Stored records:
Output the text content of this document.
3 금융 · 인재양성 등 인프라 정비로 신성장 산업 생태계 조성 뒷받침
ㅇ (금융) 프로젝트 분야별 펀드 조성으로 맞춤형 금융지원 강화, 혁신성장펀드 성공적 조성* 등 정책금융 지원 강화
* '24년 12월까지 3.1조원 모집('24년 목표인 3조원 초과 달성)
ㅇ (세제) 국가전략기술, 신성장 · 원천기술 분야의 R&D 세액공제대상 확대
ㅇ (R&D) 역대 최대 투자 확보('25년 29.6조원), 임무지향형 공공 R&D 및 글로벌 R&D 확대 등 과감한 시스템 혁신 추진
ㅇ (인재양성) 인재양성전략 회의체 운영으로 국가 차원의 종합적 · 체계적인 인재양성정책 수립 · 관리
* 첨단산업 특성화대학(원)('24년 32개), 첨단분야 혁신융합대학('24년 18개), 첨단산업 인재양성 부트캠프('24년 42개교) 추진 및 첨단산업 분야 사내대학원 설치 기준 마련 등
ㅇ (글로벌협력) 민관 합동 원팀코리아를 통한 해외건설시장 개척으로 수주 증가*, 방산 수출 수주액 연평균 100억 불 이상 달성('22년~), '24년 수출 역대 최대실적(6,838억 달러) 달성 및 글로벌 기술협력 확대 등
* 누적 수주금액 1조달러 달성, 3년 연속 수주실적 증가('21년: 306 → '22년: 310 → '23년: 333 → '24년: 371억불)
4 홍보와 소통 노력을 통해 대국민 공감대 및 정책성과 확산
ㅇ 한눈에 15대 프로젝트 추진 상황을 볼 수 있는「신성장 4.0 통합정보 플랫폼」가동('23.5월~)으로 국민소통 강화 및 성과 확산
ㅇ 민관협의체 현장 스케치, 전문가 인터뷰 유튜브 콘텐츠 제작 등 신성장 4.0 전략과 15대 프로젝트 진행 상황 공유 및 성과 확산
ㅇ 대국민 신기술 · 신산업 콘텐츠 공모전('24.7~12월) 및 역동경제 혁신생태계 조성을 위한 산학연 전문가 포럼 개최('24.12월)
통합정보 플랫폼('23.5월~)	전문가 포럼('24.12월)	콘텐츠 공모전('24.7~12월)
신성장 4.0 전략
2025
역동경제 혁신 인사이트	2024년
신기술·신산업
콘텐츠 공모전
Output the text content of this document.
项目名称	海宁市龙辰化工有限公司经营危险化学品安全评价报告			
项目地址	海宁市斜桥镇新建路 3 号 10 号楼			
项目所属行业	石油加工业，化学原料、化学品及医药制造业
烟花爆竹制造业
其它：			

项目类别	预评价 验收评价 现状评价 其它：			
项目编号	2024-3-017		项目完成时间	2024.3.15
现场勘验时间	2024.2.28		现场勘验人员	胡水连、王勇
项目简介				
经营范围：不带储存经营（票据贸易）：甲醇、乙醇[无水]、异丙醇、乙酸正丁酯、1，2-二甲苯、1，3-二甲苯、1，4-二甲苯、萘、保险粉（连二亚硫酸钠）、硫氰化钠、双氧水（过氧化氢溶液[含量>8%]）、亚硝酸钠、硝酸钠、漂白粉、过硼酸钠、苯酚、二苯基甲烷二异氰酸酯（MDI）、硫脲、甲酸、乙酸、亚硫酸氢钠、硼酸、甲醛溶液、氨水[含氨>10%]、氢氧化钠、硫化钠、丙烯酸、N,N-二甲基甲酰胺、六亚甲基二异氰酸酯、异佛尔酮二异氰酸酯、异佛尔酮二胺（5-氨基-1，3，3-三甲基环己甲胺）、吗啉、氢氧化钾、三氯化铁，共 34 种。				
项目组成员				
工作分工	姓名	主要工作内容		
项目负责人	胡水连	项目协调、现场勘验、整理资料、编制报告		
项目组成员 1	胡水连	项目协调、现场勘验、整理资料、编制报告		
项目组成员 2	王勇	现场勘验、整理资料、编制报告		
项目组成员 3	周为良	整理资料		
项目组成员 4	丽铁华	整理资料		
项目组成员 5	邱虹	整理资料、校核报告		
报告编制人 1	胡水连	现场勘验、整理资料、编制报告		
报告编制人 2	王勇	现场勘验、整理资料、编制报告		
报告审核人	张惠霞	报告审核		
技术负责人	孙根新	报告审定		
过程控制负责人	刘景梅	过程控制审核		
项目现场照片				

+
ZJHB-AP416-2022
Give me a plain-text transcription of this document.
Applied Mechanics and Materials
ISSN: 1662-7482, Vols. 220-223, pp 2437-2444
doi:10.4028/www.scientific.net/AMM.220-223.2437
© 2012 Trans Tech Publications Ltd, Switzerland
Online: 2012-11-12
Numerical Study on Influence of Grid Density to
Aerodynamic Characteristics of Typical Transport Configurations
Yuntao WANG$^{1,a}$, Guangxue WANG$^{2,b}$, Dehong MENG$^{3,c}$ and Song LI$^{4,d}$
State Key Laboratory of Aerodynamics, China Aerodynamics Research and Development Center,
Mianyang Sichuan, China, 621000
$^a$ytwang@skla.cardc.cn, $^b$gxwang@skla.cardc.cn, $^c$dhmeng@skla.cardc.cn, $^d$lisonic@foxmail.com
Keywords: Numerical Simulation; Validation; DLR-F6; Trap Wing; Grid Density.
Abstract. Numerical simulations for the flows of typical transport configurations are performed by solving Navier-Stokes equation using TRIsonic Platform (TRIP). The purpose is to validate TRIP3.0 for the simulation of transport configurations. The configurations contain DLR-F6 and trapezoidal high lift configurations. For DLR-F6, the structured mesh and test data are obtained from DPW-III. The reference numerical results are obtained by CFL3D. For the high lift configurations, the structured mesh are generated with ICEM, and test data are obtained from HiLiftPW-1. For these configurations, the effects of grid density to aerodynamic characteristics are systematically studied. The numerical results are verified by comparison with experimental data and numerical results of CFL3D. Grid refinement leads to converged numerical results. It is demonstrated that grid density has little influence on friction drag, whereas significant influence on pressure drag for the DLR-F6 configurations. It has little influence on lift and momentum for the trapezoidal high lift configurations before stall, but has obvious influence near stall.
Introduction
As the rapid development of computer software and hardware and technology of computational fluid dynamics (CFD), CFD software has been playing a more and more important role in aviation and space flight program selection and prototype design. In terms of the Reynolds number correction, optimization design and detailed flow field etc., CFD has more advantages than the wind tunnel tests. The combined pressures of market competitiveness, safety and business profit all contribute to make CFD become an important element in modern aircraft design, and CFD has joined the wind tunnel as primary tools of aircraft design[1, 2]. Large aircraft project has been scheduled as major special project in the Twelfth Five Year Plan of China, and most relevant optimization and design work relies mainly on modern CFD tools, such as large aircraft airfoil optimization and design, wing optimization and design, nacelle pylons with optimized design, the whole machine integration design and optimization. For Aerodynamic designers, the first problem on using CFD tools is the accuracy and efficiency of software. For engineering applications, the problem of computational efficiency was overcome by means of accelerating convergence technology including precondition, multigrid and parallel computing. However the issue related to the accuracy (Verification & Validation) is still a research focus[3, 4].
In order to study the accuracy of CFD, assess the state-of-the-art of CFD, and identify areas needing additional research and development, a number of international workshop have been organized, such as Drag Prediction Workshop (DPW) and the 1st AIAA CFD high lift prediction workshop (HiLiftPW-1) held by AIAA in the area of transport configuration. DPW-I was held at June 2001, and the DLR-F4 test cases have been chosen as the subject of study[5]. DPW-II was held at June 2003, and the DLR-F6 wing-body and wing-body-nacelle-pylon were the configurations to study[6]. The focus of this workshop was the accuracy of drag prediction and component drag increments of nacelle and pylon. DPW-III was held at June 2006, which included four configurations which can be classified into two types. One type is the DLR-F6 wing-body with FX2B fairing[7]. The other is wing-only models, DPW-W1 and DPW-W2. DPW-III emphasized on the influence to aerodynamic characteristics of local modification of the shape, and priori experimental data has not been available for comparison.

Stated exercise: Please output the complete data exactly.

Output for this exercise:
Output the text content of this document.
3 금융 · 인재양성 등 인프라 정비로 신성장 산업 생태계 조성 뒷받침
ㅇ (금융) 프로젝트 분야별 펀드 조성으로 맞춤형 금융지원 강화, 혁신성장펀드 성공적 조성* 등 정책금융 지원 강화
* '24년 12월까지 3.1조원 모집('24년 목표인 3조원 초과 달성)
ㅇ (세제) 국가전략기술, 신성장 · 원천기술 분야의 R&D 세액공제대상 확대
ㅇ (R&D) 역대 최대 투자 확보('25년 29.6조원), 임무지향형 공공 R&D 및 글로벌 R&D 확대 등 과감한 시스템 혁신 추진
ㅇ (인재양성) 인재양성전략 회의체 운영으로 국가 차원의 종합적 · 체계적인 인재양성정책 수립 · 관리
* 첨단산업 특성화대학(원)('24년 32개), 첨단분야 혁신융합대학('24년 18개), 첨단산업 인재양성 부트캠프('24년 42개교) 추진 및 첨단산업 분야 사내대학원 설치 기준 마련 등
ㅇ (글로벌협력) 민관 합동 원팀코리아를 통한 해외건설시장 개척으로 수주 증가*, 방산 수출 수주액 연평균 100억 불 이상 달성('22년~), '24년 수출 역대 최대실적(6,838억 달러) 달성 및 글로벌 기술협력 확대 등
* 누적 수주금액 1조달러 달성, 3년 연속 수주실적 증가('21년: 306 → '22년: 310 → '23년: 333 → '24년: 371억불)
4 홍보와 소통 노력을 통해 대국민 공감대 및 정책성과 확산
ㅇ 한눈에 15대 프로젝트 추진 상황을 볼 수 있는「신성장 4.0 통합정보 플랫폼」가동('23.5월~)으로 국민소통 강화 및 성과 확산
ㅇ 민관협의체 현장 스케치, 전문가 인터뷰 유튜브 콘텐츠 제작 등 신성장 4.0 전략과 15대 프로젝트 진행 상황 공유 및 성과 확산
ㅇ 대국민 신기술 · 신산업 콘텐츠 공모전('24.7~12월) 및 역동경제 혁신생태계 조성을 위한 산학연 전문가 포럼 개최('24.12월)
통합정보 플랫폼('23.5월~)	전문가 포럼('24.12월)	콘텐츠 공모전('24.7~12월)
신성장 4.0 전략
2025
역동경제 혁신 인사이트	2024년
신기술·신산업
콘텐츠 공모전
Output the text content of this document.
项目名称	海宁市龙辰化工有限公司经营危险化学品安全评价报告			
项目地址	海宁市斜桥镇新建路 3 号 10 号楼			
项目所属行业	石油加工业，化学原料、化学品及医药制造业
烟花爆竹制造业
其它：			

项目类别	预评价 验收评价 现状评价 其它：			
项目编号	2024-3-017		项目完成时间	2024.3.15
现场勘验时间	2024.2.28		现场勘验人员	胡水连、王勇
项目简介				
经营范围：不带储存经营（票据贸易）：甲醇、乙醇[无水]、异丙醇、乙酸正丁酯、1，2-二甲苯、1，3-二甲苯、1，4-二甲苯、萘、保险粉（连二亚硫酸钠）、硫氰化钠、双氧水（过氧化氢溶液[含量>8%]）、亚硝酸钠、硝酸钠、漂白粉、过硼酸钠、苯酚、二苯基甲烷二异氰酸酯（MDI）、硫脲、甲酸、乙酸、亚硫酸氢钠、硼酸、甲醛溶液、氨水[含氨>10%]、氢氧化钠、硫化钠、丙烯酸、N,N-二甲基甲酰胺、六亚甲基二异氰酸酯、异佛尔酮二异氰酸酯、异佛尔酮二胺（5-氨基-1，3，3-三甲基环己甲胺）、吗啉、氢氧化钾、三氯化铁，共 34 种。				
项目组成员				
工作分工	姓名	主要工作内容		
项目负责人	胡水连	项目协调、现场勘验、整理资料、编制报告		
项目组成员 1	胡水连	项目协调、现场勘验、整理资料、编制报告		
项目组成员 2	王勇	现场勘验、整理资料、编制报告		
项目组成员 3	周为良	整理资料		
项目组成员 4	丽铁华	整理资料		
项目组成员 5	邱虹	整理资料、校核报告		
报告编制人 1	胡水连	现场勘验、整理资料、编制报告		
报告编制人 2	王勇	现场勘验、整理资料、编制报告		
报告审核人	张惠霞	报告审核		
技术负责人	孙根新	报告审定		
过程控制负责人	刘景梅	过程控制审核		
项目现场照片				

+
ZJHB-AP416-2022
Give me a plain-text transcription of this document.
Applied Mechanics and Materials
ISSN: 1662-7482, Vols. 220-223, pp 2437-2444
doi:10.4028/www.scientific.net/AMM.220-223.2437
© 2012 Trans Tech Publications Ltd, Switzerland
Online: 2012-11-12
Numerical Study on Influence of Grid Density to
Aerodynamic Characteristics of Typical Transport Configurations
Yuntao WANG$^{1,a}$, Guangxue WANG$^{2,b}$, Dehong MENG$^{3,c}$ and Song LI$^{4,d}$
State Key Laboratory of Aerodynamics, China Aerodynamics Research and Development Center,
Mianyang Sichuan, China, 621000
$^a$ytwang@skla.cardc.cn, $^b$gxwang@skla.cardc.cn, $^c$dhmeng@skla.cardc.cn, $^d$lisonic@foxmail.com
Keywords: Numerical Simulation; Validation; DLR-F6; Trap Wing; Grid Density.
Abstract. Numerical simulations for the flows of typical transport configurations are performed by solving Navier-Stokes equation using TRIsonic Platform (TRIP). The purpose is to validate TRIP3.0 for the simulation of transport configurations. The configurations contain DLR-F6 and trapezoidal high lift configurations. For DLR-F6, the structured mesh and test data are obtained from DPW-III. The reference numerical results are obtained by CFL3D. For the high lift configurations, the structured mesh are generated with ICEM, and test data are obtained from HiLiftPW-1. For these configurations, the effects of grid density to aerodynamic characteristics are systematically studied. The numerical results are verified by comparison with experimental data and numerical results of CFL3D. Grid refinement leads to converged numerical results. It is demonstrated that grid density has little influence on friction drag, whereas significant influence on pressure drag for the DLR-F6 configurations. It has little influence on lift and momentum for the trapezoidal high lift configurations before stall, but has obvious influence near stall.
Introduction
As the rapid development of computer software and hardware and technology of computational fluid dynamics (CFD), CFD software has been playing a more and more important role in aviation and space flight program selection and prototype design. In terms of the Reynolds number correction, optimization design and detailed flow field etc., CFD has more advantages than the wind tunnel tests. The combined pressures of market competitiveness, safety and business profit all contribute to make CFD become an important element in modern aircraft design, and CFD has joined the wind tunnel as primary tools of aircraft design[1, 2]. Large aircraft project has been scheduled as major special project in the Twelfth Five Year Plan of China, and most relevant optimization and design work relies mainly on modern CFD tools, such as large aircraft airfoil optimization and design, wing optimization and design, nacelle pylons with optimized design, the whole machine integration design and optimization. For Aerodynamic designers, the first problem on using CFD tools is the accuracy and efficiency of software. For engineering applications, the problem of computational efficiency was overcome by means of accelerating convergence technology including precondition, multigrid and parallel computing. However the issue related to the accuracy (Verification & Validation) is still a research focus[3, 4].
In order to study the accuracy of CFD, assess the state-of-the-art of CFD, and identify areas needing additional research and development, a number of international workshop have been organized, such as Drag Prediction Workshop (DPW) and the 1st AIAA CFD high lift prediction workshop (HiLiftPW-1) held by AIAA in the area of transport configuration. DPW-I was held at June 2001, and the DLR-F4 test cases have been chosen as the subject of study[5]. DPW-II was held at June 2003, and the DLR-F6 wing-body and wing-body-nacelle-pylon were the configurations to study[6]. The focus of this workshop was the accuracy of drag prediction and component drag increments of nacelle and pylon. DPW-III was held at June 2006, which included four configurations which can be classified into two types. One type is the DLR-F6 wing-body with FX2B fairing[7]. The other is wing-only models, DPW-W1 and DPW-W2. DPW-III emphasized on the influence to aerodynamic characteristics of local modification of the shape, and priori experimental data has not been available for comparison.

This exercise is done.